The leadership of the SSP put a 1700-word statement on the General Election to its conference of individual members in Edinburgh at the start of November. This was carried by about two to one by the less than 100 members attending, the conference having been postponed at the last minute due to the desire to be present at a massive pro-independence rally in Glasgow addressed by Nicola Sturgeon as leader of the SNP. The statement, which has not been published at all on the Party’s website, sets out the SSP leadership’s position on Brexit. In summary this is: despite the SSP supporting Remain as the ‘lesser evil’ against xenophobia in the 2016 referendum, the narrow 52/48 result should be accepted as a ‘legitimate democratic outcome’.
The SSP therefore consciously puts itself in the same position on EU membership as the Brexit Party and Scottish Conservative and Unionist Party (as the Tories are styled in Scotland) in supporting Britain’s immediate exit from the EU with no caveats or conditions, or even recognition that Scotland didn’t vote for Brexit! The SSP leadership statement opposes Labour and the SNP’s support for a second referendum on the terms of EU membership and quotes approvingly from supporters of the ‘Lexit’ position on the British left, who fail to recognise Brexit as an overwhelmingly right-wing project.
In relation to the General Election, the leadership of the SSP recommended to the November conference not standing any SSP candidates. The election on 12 December is seen as ‘a Brexit election’ in which ‘class politics’ would not be able to get a voice. Brexit is seen by the leadership of the SSP as: ‘an issue upon which the SSP has nothing sufficiently unique to campaign on’.
This pathetic statement fails to recognise that Brexit itself is a key class issue, with the Tories trying to force through an abrupt rupture with the EU, if necessary on a catastrophic ‘No Deal’ basis, replace the EU relationship with a free trade deal and economic alignment with Trump’s America, introduce reactionary controls on immigration, and with the further prospect of dismantling any limited protection of welfare, labour and environmental rights [See Allan Armstrong’s article on SR for a more detailed analysis of Brexit, Independence and Scotland].
The argument for not standing SSP candidates also relates to the relative weakness of the Party financially and organisationally. But the leadership statement goes further politically, in declining to give any advice on whether the SSP should endorse any candidates in the 59 Scottish parliamentary constituencies on 12 December. The main campaigning priority of the SSP over the last couple of years has been to petition for an immediate £10 per hour minimum wage. Such a policy is actually at the centre of the Labour Party’s manifesto. The SSP statement concentrates its main fire on the Labour Party however. SSP leadership figures claimed to the Conference that ‘Corbynism’ and Labour are ‘dead’, despite the most radical Labour manifesto for decades. This has been followed up by anarticle entitled ‘Labour isn’t working – let’s get Independence done!’ by Colin Fox, national spokesperson of the SSP, in Scottish Socialist Voice and sent to all SSP members in which Fox focuses his and the SSP’s criticism on the Labour Party in this election .

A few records
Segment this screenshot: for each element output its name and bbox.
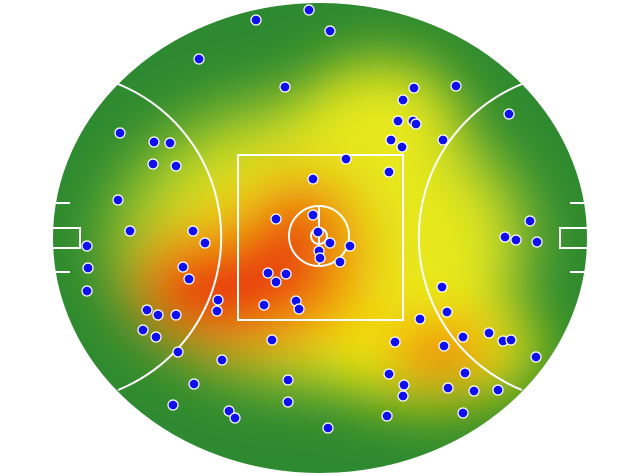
point (81, 240, 93, 252)
point (193, 53, 205, 65)
point (530, 351, 542, 363)
point (147, 158, 159, 170)
point (167, 399, 179, 411)
point (303, 4, 315, 16)
point (187, 225, 199, 237)
centre-square (237, 154, 404, 321)
point (211, 305, 223, 317)
point (229, 412, 241, 424)
point (170, 160, 182, 172)
point (441, 306, 453, 318)
point (172, 346, 184, 358)
point (457, 407, 469, 419)
point (483, 327, 495, 339)
point (324, 237, 336, 249)
point (199, 237, 211, 249)
point (381, 410, 393, 422)
point (137, 324, 149, 336)
point (152, 309, 164, 321)
point (170, 309, 182, 321)
point (322, 422, 334, 434)
point (383, 166, 395, 178)
point (216, 354, 228, 366)
point (438, 340, 450, 352)
point (503, 108, 515, 120)
point (389, 336, 401, 348)
point (510, 234, 522, 246)
point (114, 127, 126, 139)
point (385, 134, 397, 146)
point (492, 384, 504, 396)
point (150, 331, 162, 343)
point (340, 153, 352, 165)
point (344, 240, 356, 252)
point (450, 80, 462, 92)
point (457, 331, 469, 343)
point (437, 134, 449, 146)
point (314, 252, 326, 264)
point (164, 137, 176, 149)
point (334, 256, 346, 268)
point (270, 276, 282, 288)
arc-left (117, 83, 223, 391)
point (112, 194, 124, 206)
point (396, 141, 408, 153)
point (307, 209, 319, 221)
arc-right (417, 83, 523, 391)
point (499, 231, 511, 243)
point (505, 334, 517, 346)
point (280, 268, 292, 280)
point (223, 405, 235, 417)
point (266, 334, 278, 346)
point (410, 118, 422, 130)
point (212, 294, 224, 306)
point (531, 236, 543, 248)
point (124, 225, 136, 237)
point (383, 368, 395, 380)
point (282, 396, 294, 408)
point (282, 374, 294, 386)
point (81, 285, 93, 297)
point (324, 25, 336, 37)
boundary (51, 1, 589, 475)
point (82, 262, 94, 274)
point (397, 390, 409, 402)
point (408, 82, 420, 94)
point (258, 299, 270, 311)
point (459, 367, 471, 379)
point (188, 378, 200, 390)
point (307, 173, 319, 185)
point (293, 303, 305, 315)
point (183, 273, 195, 285)
point (262, 267, 274, 279)
point (442, 382, 454, 394)
point (436, 281, 448, 293)
point (270, 213, 282, 225)
point (524, 215, 536, 227)
point (468, 385, 480, 397)
point (279, 81, 291, 93)
point (414, 313, 426, 325)
point (250, 14, 262, 26)
point (397, 94, 409, 106)
point (177, 261, 189, 273)
point (148, 136, 160, 148)
point (312, 226, 324, 238)
point (392, 115, 404, 127)
point (398, 379, 410, 391)
point (141, 304, 153, 316)
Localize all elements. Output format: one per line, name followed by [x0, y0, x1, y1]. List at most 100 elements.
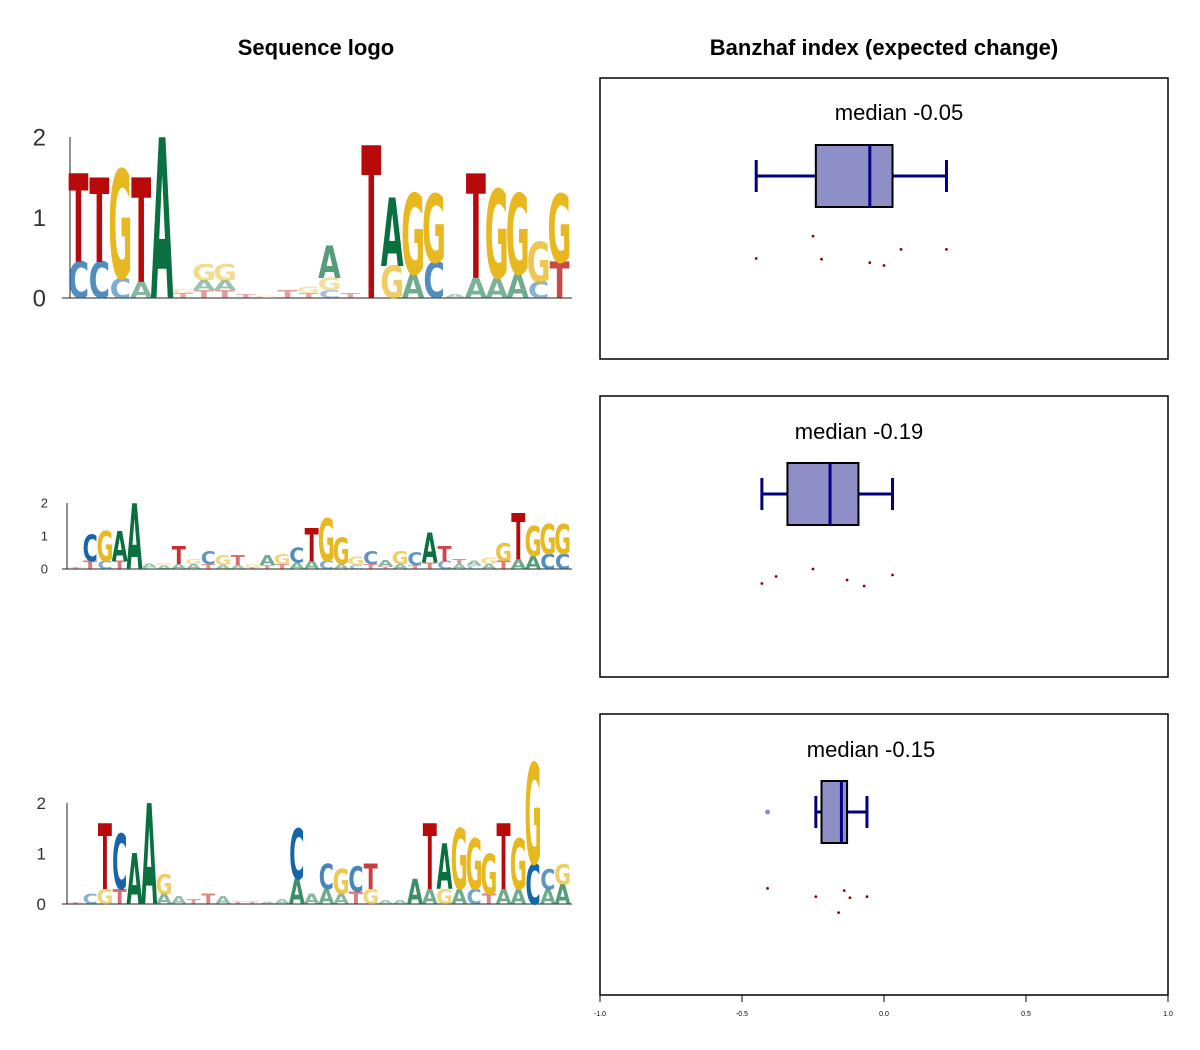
logo-letter-G: G	[297, 285, 321, 295]
logo-letter-C: C	[407, 548, 422, 569]
logo-letter-C: C	[68, 252, 89, 310]
logo-letter-T: T	[511, 501, 525, 575]
logo-letter-T: T	[113, 885, 127, 909]
logo-letter-T: T	[89, 155, 109, 289]
logo-letter-T: T	[275, 563, 290, 571]
boxplot-panel-3: median -0.15	[599, 713, 1169, 996]
logo-letter-A: A	[259, 901, 276, 905]
logo-letter-G: G	[192, 261, 216, 287]
x-tick-label: 0.0	[879, 1011, 889, 1018]
logo-letter-A: A	[141, 777, 157, 938]
jitter-point	[845, 578, 849, 582]
logo-letter-T: T	[482, 892, 496, 908]
logo-letter-A: A	[451, 563, 467, 571]
jitter-point	[811, 567, 815, 571]
logo-letter-C: C	[348, 860, 363, 900]
median-label: median -0.15	[807, 737, 935, 762]
logo-letter-G: G	[554, 516, 571, 564]
logo-letter-T: T	[423, 806, 437, 911]
logo-letter-T: T	[361, 105, 381, 349]
logo-letter-T: T	[194, 289, 214, 301]
logo-letter-T: T	[98, 806, 112, 911]
logo-letter-A: A	[151, 95, 174, 352]
logo-letter-A: A	[259, 553, 276, 569]
logo-letter-C: C	[437, 559, 452, 572]
logo-letter-T: T	[231, 553, 245, 569]
y-tick-label: 0	[41, 562, 48, 577]
logo-letter-A: A	[407, 872, 423, 912]
jitter-point	[891, 573, 894, 577]
logo-letter-G: G	[392, 547, 409, 568]
logo-letter-A: A	[171, 563, 187, 571]
logo-letter-G: G	[255, 295, 279, 299]
logo-letter-G: G	[451, 813, 468, 909]
logo-letter-T: T	[497, 806, 511, 911]
logo-letter-T: T	[437, 542, 451, 566]
logo-letter-A: A	[555, 878, 571, 911]
logo-letter-C: C	[540, 550, 555, 574]
logo-letter-T: T	[278, 289, 298, 301]
logo-letter-C: C	[201, 547, 216, 568]
jitter-point	[848, 896, 852, 900]
boxplot-panel-1: median -0.05	[599, 77, 1169, 360]
logo-letter-G: G	[525, 518, 542, 566]
sequence-logo-title: Sequence logo	[238, 35, 394, 60]
logo-letter-T: T	[305, 520, 319, 573]
logo-letter-G: G	[539, 516, 556, 564]
logo-letter-A: A	[333, 892, 349, 908]
logo-letter-A: A	[377, 899, 393, 906]
logo-letter-G: G	[333, 531, 350, 573]
jitter-point	[882, 264, 886, 267]
jitter-point	[760, 582, 764, 585]
jitter-point	[868, 261, 872, 265]
jitter-point	[820, 257, 823, 261]
logo-letter-G: G	[422, 177, 446, 285]
iqr-box	[786, 462, 860, 526]
logo-letter-A: A	[402, 268, 425, 306]
jitter-point	[754, 257, 758, 260]
logo-letter-G: G	[244, 563, 261, 568]
logo-letter-G: G	[506, 173, 530, 302]
logo-letter-A: A	[318, 237, 341, 289]
logo-letter-G: G	[215, 553, 232, 569]
iqr-box	[820, 780, 849, 844]
logo-letter-C: C	[83, 528, 98, 570]
logo-letter-G: G	[317, 275, 341, 295]
logo-letter-A: A	[289, 872, 305, 912]
logo-letter-G: G	[510, 827, 527, 907]
logo-letter-C: C	[466, 885, 481, 909]
logo-letter-A: A	[496, 885, 512, 909]
boxplot-panel-2: median -0.19	[599, 395, 1169, 678]
logo-letter-A: A	[485, 273, 508, 305]
logo-letter-C: C	[319, 559, 334, 572]
logo-letter-A: A	[130, 278, 153, 304]
logo-letter-T: T	[201, 892, 215, 908]
logo-letter-T: T	[246, 567, 260, 570]
logo-letter-A: A	[377, 558, 394, 569]
logo-letter-A: A	[451, 885, 467, 909]
logo-letter-C: C	[97, 559, 112, 572]
logo-letter-G: G	[156, 868, 173, 901]
jitter-point	[862, 584, 866, 588]
logo-letter-A: A	[156, 565, 173, 570]
logo-letter-A: A	[171, 894, 187, 906]
logo-letter-T: T	[83, 559, 98, 572]
logo-letter-T: T	[173, 292, 194, 300]
y-tick-label: 2	[41, 496, 48, 511]
logo-letter-T: T	[423, 560, 437, 571]
logo-letter-T: T	[408, 564, 423, 570]
logo-letter-G: G	[171, 288, 195, 295]
logo-letter-G: G	[213, 261, 237, 287]
logo-letter-G: G	[108, 140, 132, 313]
logo-letter-G: G	[96, 885, 113, 909]
logo-letter-C: C	[289, 544, 304, 568]
logo-letter-T: T	[231, 901, 245, 905]
median-label: median -0.19	[795, 419, 923, 444]
jitter-point	[774, 575, 778, 578]
logo-letter-G: G	[333, 862, 350, 902]
logo-letter-T: T	[201, 563, 216, 571]
jitter-point	[945, 248, 948, 251]
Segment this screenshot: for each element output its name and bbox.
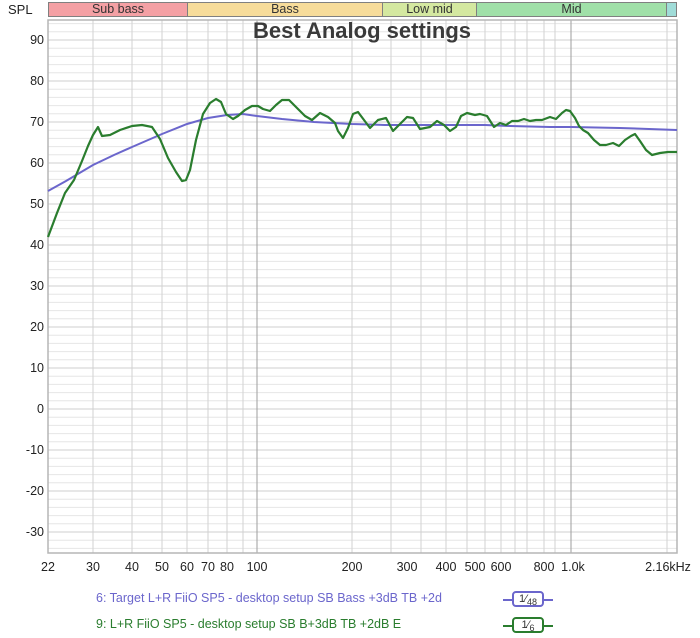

### SET EXERCISE
Please list every person named in the passage about the SSP's General Election statement. The listing is separate material, apart from the passage.

### COMPLETE RESPONSE
Nicola Sturgeon, Allan Armstrong, Trump, Colin Fox